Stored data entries

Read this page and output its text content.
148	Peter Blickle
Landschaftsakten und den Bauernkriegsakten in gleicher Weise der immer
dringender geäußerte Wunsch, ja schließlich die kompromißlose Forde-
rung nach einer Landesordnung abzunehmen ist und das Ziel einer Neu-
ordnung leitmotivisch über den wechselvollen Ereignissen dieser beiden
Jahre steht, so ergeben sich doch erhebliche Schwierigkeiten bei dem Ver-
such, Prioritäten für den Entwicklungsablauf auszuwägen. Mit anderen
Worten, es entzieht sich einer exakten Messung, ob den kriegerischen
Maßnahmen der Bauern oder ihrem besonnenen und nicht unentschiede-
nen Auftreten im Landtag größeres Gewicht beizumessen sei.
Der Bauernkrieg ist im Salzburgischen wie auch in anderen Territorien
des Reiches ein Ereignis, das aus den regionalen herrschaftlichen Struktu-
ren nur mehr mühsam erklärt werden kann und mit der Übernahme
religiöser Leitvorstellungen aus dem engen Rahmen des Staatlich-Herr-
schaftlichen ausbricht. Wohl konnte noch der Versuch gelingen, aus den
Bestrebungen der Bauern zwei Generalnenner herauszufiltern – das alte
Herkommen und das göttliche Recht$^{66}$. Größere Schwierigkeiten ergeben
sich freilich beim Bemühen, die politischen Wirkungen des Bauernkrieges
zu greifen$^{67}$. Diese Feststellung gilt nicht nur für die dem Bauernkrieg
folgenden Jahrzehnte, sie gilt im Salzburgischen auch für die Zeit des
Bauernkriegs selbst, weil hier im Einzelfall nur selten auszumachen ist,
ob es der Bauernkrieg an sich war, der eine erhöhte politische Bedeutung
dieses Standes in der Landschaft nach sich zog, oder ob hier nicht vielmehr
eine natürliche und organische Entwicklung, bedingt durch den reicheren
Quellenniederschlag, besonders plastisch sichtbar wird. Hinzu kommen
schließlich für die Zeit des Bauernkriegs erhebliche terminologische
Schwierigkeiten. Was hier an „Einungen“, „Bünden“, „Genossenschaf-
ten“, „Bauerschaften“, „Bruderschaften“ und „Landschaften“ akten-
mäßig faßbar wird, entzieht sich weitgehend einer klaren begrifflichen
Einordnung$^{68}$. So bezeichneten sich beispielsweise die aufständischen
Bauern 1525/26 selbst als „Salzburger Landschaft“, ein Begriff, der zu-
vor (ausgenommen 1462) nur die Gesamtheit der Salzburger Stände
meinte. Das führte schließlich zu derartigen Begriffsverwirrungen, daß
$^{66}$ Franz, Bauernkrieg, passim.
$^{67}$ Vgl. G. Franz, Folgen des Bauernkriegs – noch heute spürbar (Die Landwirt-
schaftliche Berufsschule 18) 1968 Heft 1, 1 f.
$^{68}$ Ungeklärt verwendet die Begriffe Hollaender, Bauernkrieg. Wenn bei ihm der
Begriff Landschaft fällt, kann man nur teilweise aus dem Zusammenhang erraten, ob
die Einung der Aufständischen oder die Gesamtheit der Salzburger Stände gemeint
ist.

- **Work to be completed**
Reproduce the records exactly, keeping every line.

- **Task result**
Read this page and output its text content.
148	Peter Blickle
Landschaftsakten und den Bauernkriegsakten in gleicher Weise der immer
dringender geäußerte Wunsch, ja schließlich die kompromißlose Forde-
rung nach einer Landesordnung abzunehmen ist und das Ziel einer Neu-
ordnung leitmotivisch über den wechselvollen Ereignissen dieser beiden
Jahre steht, so ergeben sich doch erhebliche Schwierigkeiten bei dem Ver-
such, Prioritäten für den Entwicklungsablauf auszuwägen. Mit anderen
Worten, es entzieht sich einer exakten Messung, ob den kriegerischen
Maßnahmen der Bauern oder ihrem besonnenen und nicht unentschiede-
nen Auftreten im Landtag größeres Gewicht beizumessen sei.
Der Bauernkrieg ist im Salzburgischen wie auch in anderen Territorien
des Reiches ein Ereignis, das aus den regionalen herrschaftlichen Struktu-
ren nur mehr mühsam erklärt werden kann und mit der Übernahme
religiöser Leitvorstellungen aus dem engen Rahmen des Staatlich-Herr-
schaftlichen ausbricht. Wohl konnte noch der Versuch gelingen, aus den
Bestrebungen der Bauern zwei Generalnenner herauszufiltern – das alte
Herkommen und das göttliche Recht$^{66}$. Größere Schwierigkeiten ergeben
sich freilich beim Bemühen, die politischen Wirkungen des Bauernkrieges
zu greifen$^{67}$. Diese Feststellung gilt nicht nur für die dem Bauernkrieg
folgenden Jahrzehnte, sie gilt im Salzburgischen auch für die Zeit des
Bauernkriegs selbst, weil hier im Einzelfall nur selten auszumachen ist,
ob es der Bauernkrieg an sich war, der eine erhöhte politische Bedeutung
dieses Standes in der Landschaft nach sich zog, oder ob hier nicht vielmehr
eine natürliche und organische Entwicklung, bedingt durch den reicheren
Quellenniederschlag, besonders plastisch sichtbar wird. Hinzu kommen
schließlich für die Zeit des Bauernkriegs erhebliche terminologische
Schwierigkeiten. Was hier an „Einungen“, „Bünden“, „Genossenschaf-
ten“, „Bauerschaften“, „Bruderschaften“ und „Landschaften“ akten-
mäßig faßbar wird, entzieht sich weitgehend einer klaren begrifflichen
Einordnung$^{68}$. So bezeichneten sich beispielsweise die aufständischen
Bauern 1525/26 selbst als „Salzburger Landschaft“, ein Begriff, der zu-
vor (ausgenommen 1462) nur die Gesamtheit der Salzburger Stände
meinte. Das führte schließlich zu derartigen Begriffsverwirrungen, daß
$^{66}$ Franz, Bauernkrieg, passim.
$^{67}$ Vgl. G. Franz, Folgen des Bauernkriegs – noch heute spürbar (Die Landwirt-
schaftliche Berufsschule 18) 1968 Heft 1, 1 f.
$^{68}$ Ungeklärt verwendet die Begriffe Hollaender, Bauernkrieg. Wenn bei ihm der
Begriff Landschaft fällt, kann man nur teilweise aus dem Zusammenhang erraten, ob
die Einung der Aufständischen oder die Gesamtheit der Salzburger Stände gemeint
ist.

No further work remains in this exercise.